EXERCISE DETAILS:
Report, word for word, every line of the material that contains "consumed".
-- Start of DATA SUPPLIED --
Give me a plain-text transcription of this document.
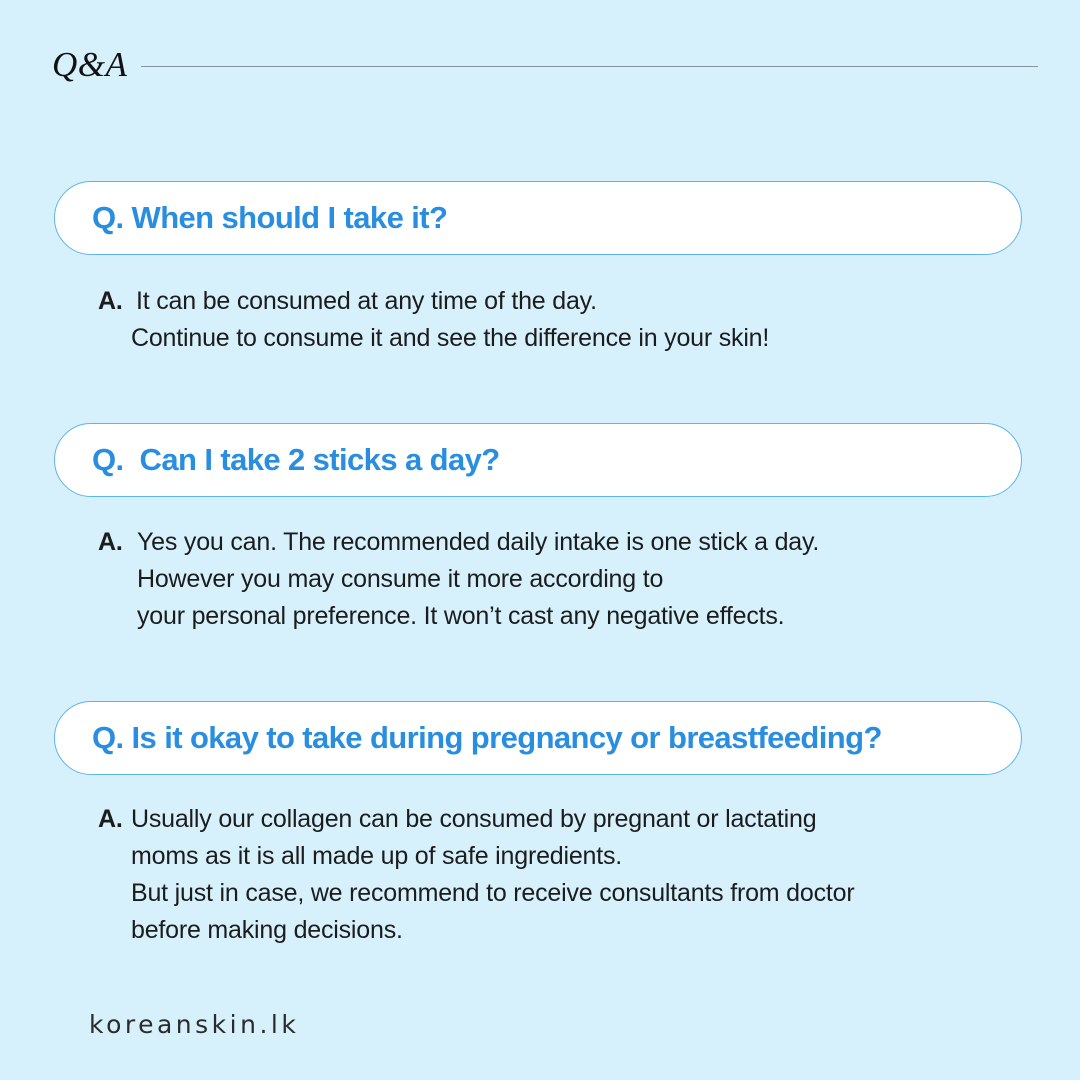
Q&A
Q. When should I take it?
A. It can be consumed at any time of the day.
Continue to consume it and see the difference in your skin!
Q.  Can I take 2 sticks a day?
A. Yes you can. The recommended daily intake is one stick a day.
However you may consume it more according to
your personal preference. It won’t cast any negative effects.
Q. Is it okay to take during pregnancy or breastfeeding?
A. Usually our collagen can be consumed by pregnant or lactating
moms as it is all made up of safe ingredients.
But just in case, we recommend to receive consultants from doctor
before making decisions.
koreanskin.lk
-- End of DATA SUPPLIED --
-- Start of DATA SUPPLIED --
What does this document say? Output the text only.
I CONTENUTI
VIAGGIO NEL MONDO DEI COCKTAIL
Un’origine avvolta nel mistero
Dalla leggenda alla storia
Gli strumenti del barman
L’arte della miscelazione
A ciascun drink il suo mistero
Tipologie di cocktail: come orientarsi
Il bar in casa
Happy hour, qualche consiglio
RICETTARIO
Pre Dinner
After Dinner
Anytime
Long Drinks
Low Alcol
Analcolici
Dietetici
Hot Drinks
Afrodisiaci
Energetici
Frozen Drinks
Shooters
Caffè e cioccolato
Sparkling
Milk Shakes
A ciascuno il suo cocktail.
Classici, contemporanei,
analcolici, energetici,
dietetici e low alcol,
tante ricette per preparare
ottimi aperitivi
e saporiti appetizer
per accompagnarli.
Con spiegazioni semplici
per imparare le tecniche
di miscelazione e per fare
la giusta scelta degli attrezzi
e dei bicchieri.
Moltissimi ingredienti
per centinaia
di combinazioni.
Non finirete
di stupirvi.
-- End of DATA SUPPLIED --
-- Start of DATA SUPPLIED --
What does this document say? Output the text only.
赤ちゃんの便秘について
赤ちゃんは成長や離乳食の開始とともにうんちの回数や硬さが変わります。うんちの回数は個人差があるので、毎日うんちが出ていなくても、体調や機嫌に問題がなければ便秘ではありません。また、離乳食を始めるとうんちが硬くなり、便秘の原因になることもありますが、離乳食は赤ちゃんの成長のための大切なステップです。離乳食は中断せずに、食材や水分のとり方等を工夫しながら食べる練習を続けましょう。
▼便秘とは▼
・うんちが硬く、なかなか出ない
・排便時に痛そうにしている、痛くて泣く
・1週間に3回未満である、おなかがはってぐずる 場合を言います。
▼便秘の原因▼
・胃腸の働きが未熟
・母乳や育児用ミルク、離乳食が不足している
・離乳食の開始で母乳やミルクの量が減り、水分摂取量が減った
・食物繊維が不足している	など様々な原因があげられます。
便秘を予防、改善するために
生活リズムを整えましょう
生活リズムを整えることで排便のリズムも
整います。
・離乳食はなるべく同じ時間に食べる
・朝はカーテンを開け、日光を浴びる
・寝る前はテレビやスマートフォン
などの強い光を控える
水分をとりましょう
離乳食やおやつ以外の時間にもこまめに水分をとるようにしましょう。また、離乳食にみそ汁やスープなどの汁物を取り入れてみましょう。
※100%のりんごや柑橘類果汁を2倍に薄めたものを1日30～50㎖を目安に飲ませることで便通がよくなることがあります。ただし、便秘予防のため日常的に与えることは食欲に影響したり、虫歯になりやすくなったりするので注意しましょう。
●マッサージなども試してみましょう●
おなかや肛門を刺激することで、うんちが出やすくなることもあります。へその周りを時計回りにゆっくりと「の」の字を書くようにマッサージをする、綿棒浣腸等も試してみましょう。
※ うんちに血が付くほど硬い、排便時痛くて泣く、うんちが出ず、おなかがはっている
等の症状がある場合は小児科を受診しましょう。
-- End of DATA SUPPLIED --
WRITTEN SOLUTION:
A. It can be consumed at any time of the day.
A. Usually our collagen can be consumed by pregnant or lactating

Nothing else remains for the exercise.